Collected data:
= = = = = = =

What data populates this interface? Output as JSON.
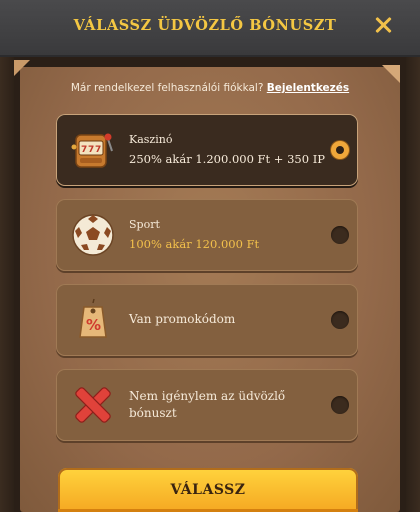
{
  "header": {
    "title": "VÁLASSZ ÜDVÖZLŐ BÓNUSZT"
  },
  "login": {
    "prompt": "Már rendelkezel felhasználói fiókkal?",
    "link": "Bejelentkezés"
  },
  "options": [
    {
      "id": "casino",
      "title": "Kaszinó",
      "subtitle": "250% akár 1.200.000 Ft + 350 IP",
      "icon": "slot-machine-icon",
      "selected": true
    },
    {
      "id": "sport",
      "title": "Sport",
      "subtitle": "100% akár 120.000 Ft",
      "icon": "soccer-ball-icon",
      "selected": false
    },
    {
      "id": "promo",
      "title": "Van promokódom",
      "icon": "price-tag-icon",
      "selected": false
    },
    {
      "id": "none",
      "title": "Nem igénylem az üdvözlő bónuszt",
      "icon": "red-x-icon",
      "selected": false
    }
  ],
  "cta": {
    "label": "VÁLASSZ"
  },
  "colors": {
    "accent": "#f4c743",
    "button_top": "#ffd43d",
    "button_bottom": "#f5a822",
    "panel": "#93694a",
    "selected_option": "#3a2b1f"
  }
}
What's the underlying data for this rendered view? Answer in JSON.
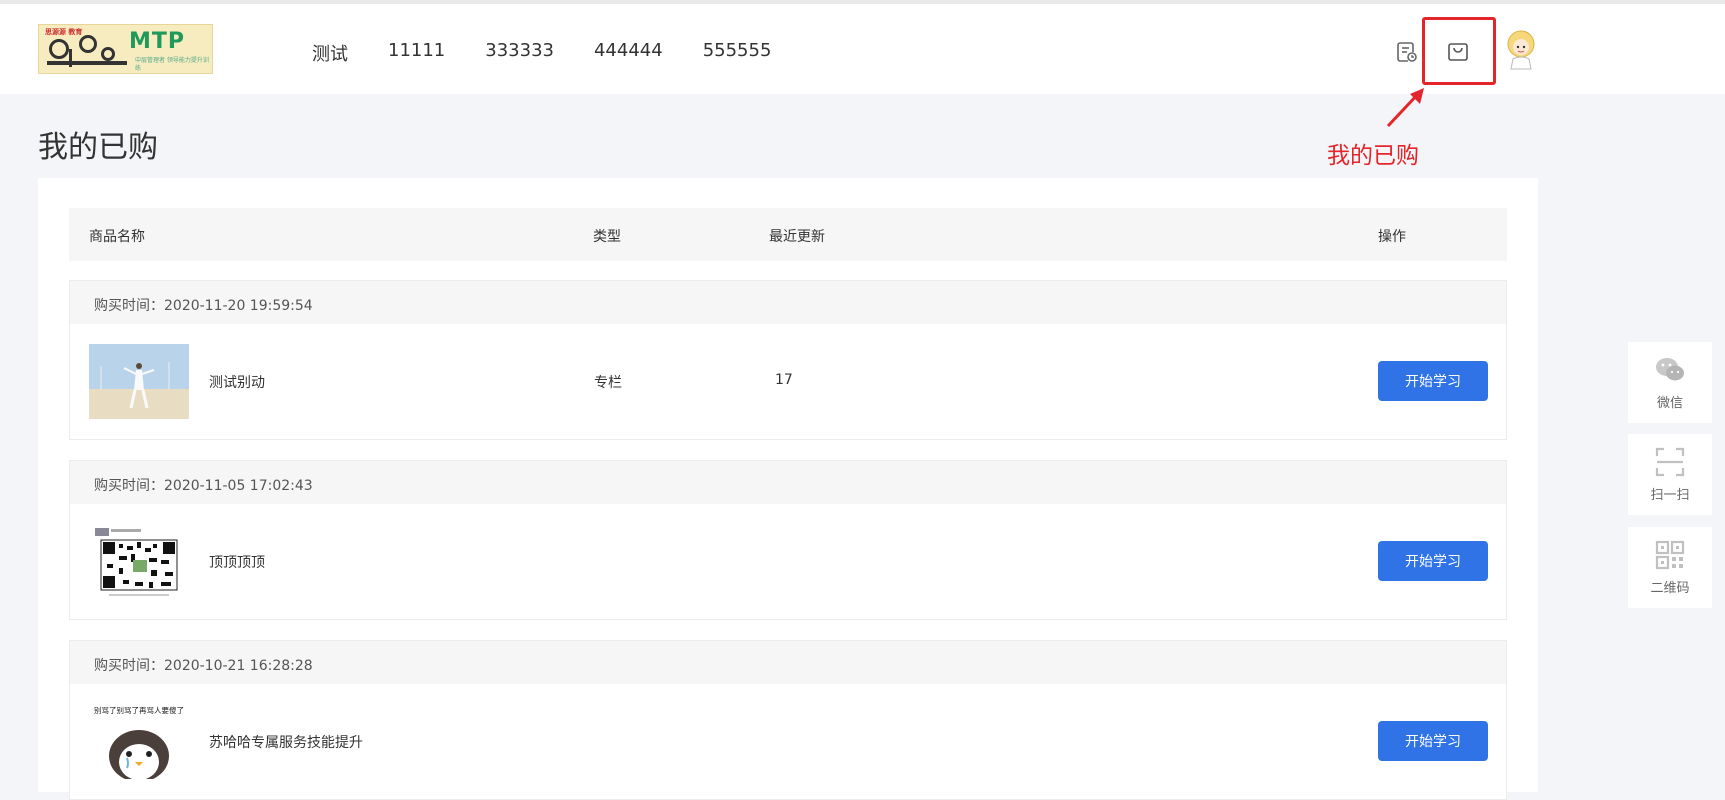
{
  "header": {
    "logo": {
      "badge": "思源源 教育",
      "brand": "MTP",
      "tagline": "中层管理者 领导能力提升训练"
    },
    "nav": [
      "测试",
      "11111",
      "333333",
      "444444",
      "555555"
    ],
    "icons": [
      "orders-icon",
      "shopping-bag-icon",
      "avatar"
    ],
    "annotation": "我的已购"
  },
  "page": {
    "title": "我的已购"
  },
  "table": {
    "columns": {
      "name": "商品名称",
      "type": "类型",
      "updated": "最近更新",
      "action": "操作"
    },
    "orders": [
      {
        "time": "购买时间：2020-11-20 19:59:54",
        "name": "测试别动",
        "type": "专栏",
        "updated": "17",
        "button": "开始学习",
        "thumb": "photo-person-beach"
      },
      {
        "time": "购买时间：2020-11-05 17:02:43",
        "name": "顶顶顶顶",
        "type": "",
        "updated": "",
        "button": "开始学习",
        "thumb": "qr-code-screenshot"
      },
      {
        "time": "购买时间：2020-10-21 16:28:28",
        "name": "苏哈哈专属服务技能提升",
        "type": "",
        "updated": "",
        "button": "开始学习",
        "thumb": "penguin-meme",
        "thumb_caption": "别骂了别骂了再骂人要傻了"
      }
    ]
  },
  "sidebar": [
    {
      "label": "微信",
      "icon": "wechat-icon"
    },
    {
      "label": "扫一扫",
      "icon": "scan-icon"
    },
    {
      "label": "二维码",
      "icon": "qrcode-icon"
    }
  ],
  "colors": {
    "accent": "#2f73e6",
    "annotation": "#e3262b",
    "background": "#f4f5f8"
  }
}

= = = = = = =

Given problem —
Write out the records above once more, word for word, with no pictures.

The output —
What data populates this interface? Output as JSON.
{
  "header": {
    "title": "VÁLASSZ ÜDVÖZLŐ BÓNUSZT"
  },
  "login": {
    "prompt": "Már rendelkezel felhasználói fiókkal?",
    "link": "Bejelentkezés"
  },
  "options": [
    {
      "id": "casino",
      "title": "Kaszinó",
      "subtitle": "250% akár 1.200.000 Ft + 350 IP",
      "icon": "slot-machine-icon",
      "selected": true
    },
    {
      "id": "sport",
      "title": "Sport",
      "subtitle": "100% akár 120.000 Ft",
      "icon": "soccer-ball-icon",
      "selected": false
    },
    {
      "id": "promo",
      "title": "Van promokódom",
      "icon": "price-tag-icon",
      "selected": false
    },
    {
      "id": "none",
      "title": "Nem igénylem az üdvözlő bónuszt",
      "icon": "red-x-icon",
      "selected": false
    }
  ],
  "cta": {
    "label": "VÁLASSZ"
  },
  "colors": {
    "accent": "#f4c743",
    "button_top": "#ffd43d",
    "button_bottom": "#f5a822",
    "panel": "#93694a",
    "selected_option": "#3a2b1f"
  }
}
What's the underlying data for this rendered view? Answer in JSON.
{
  "header": {
    "logo": {
      "badge": "思源源 教育",
      "brand": "MTP",
      "tagline": "中层管理者 领导能力提升训练"
    },
    "nav": [
      "测试",
      "11111",
      "333333",
      "444444",
      "555555"
    ],
    "icons": [
      "orders-icon",
      "shopping-bag-icon",
      "avatar"
    ],
    "annotation": "我的已购"
  },
  "page": {
    "title": "我的已购"
  },
  "table": {
    "columns": {
      "name": "商品名称",
      "type": "类型",
      "updated": "最近更新",
      "action": "操作"
    },
    "orders": [
      {
        "time": "购买时间：2020-11-20 19:59:54",
        "name": "测试别动",
        "type": "专栏",
        "updated": "17",
        "button": "开始学习",
        "thumb": "photo-person-beach"
      },
      {
        "time": "购买时间：2020-11-05 17:02:43",
        "name": "顶顶顶顶",
        "type": "",
        "updated": "",
        "button": "开始学习",
        "thumb": "qr-code-screenshot"
      },
      {
        "time": "购买时间：2020-10-21 16:28:28",
        "name": "苏哈哈专属服务技能提升",
        "type": "",
        "updated": "",
        "button": "开始学习",
        "thumb": "penguin-meme",
        "thumb_caption": "别骂了别骂了再骂人要傻了"
      }
    ]
  },
  "sidebar": [
    {
      "label": "微信",
      "icon": "wechat-icon"
    },
    {
      "label": "扫一扫",
      "icon": "scan-icon"
    },
    {
      "label": "二维码",
      "icon": "qrcode-icon"
    }
  ],
  "colors": {
    "accent": "#2f73e6",
    "annotation": "#e3262b",
    "background": "#f4f5f8"
  }
}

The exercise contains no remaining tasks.